> _Stated problem_
Copy out each line of the data that holds the word "働くZ世代のホワイト企業かどうかを見極める手段".
==== Working data ====
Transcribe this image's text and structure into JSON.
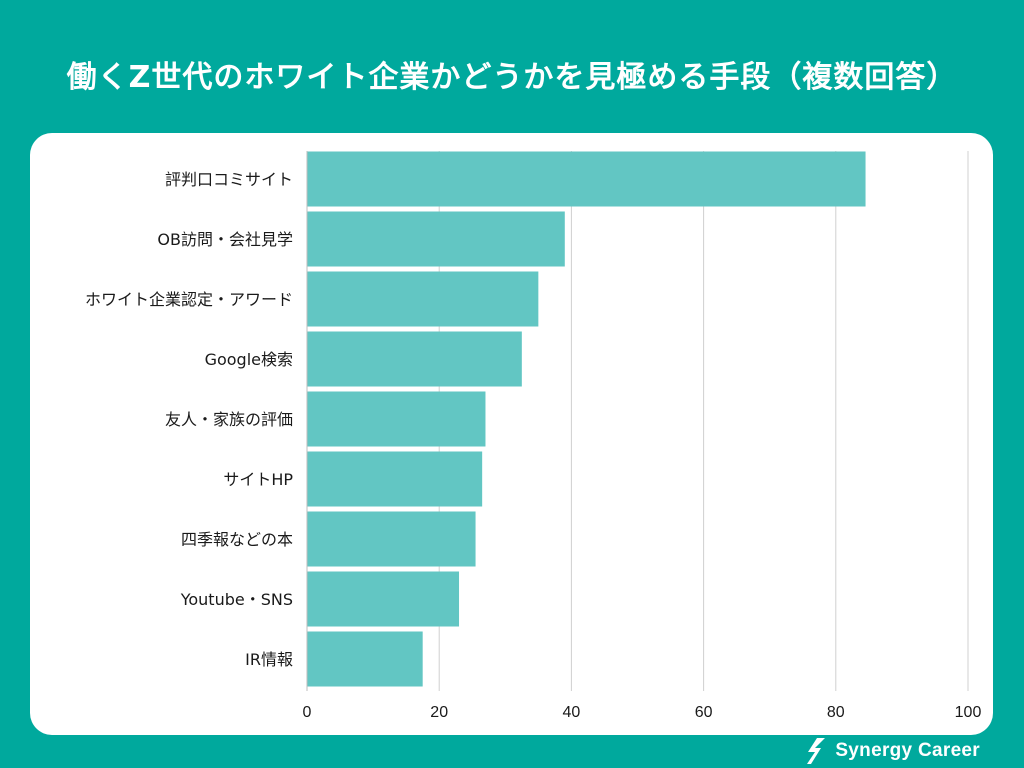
{
  "header": {
    "title": "働くZ世代のホワイト企業かどうかを見極める手段（複数回答）"
  },
  "brand": {
    "name": "Synergy Career",
    "logo_icon": "synergy-career-mark-icon"
  },
  "colors": {
    "background": "#00a99d",
    "bar": "#62c6c3",
    "card": "#ffffff",
    "grid": "#d0d0d0",
    "text": "#1a1a1a"
  },
  "chart_data": {
    "type": "bar",
    "orientation": "horizontal",
    "title": "働くZ世代のホワイト企業かどうかを見極める手段（複数回答）",
    "xlabel": "",
    "ylabel": "",
    "categories": [
      "評判口コミサイト",
      "OB訪問・会社見学",
      "ホワイト企業認定・アワード",
      "Google検索",
      "友人・家族の評価",
      "サイトHP",
      "四季報などの本",
      "Youtube・SNS",
      "IR情報"
    ],
    "values": [
      84.5,
      39,
      35,
      32.5,
      27,
      26.5,
      25.5,
      23,
      17.5
    ],
    "xlim": [
      0,
      100
    ],
    "xticks": [
      0,
      20,
      40,
      60,
      80,
      100
    ],
    "grid": true,
    "legend": "none"
  }
}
====
> _Result of the task_
    "title": "働くZ世代のホワイト企業かどうかを見極める手段（複数回答）"
    "title": "働くZ世代のホワイト企業かどうかを見極める手段（複数回答）",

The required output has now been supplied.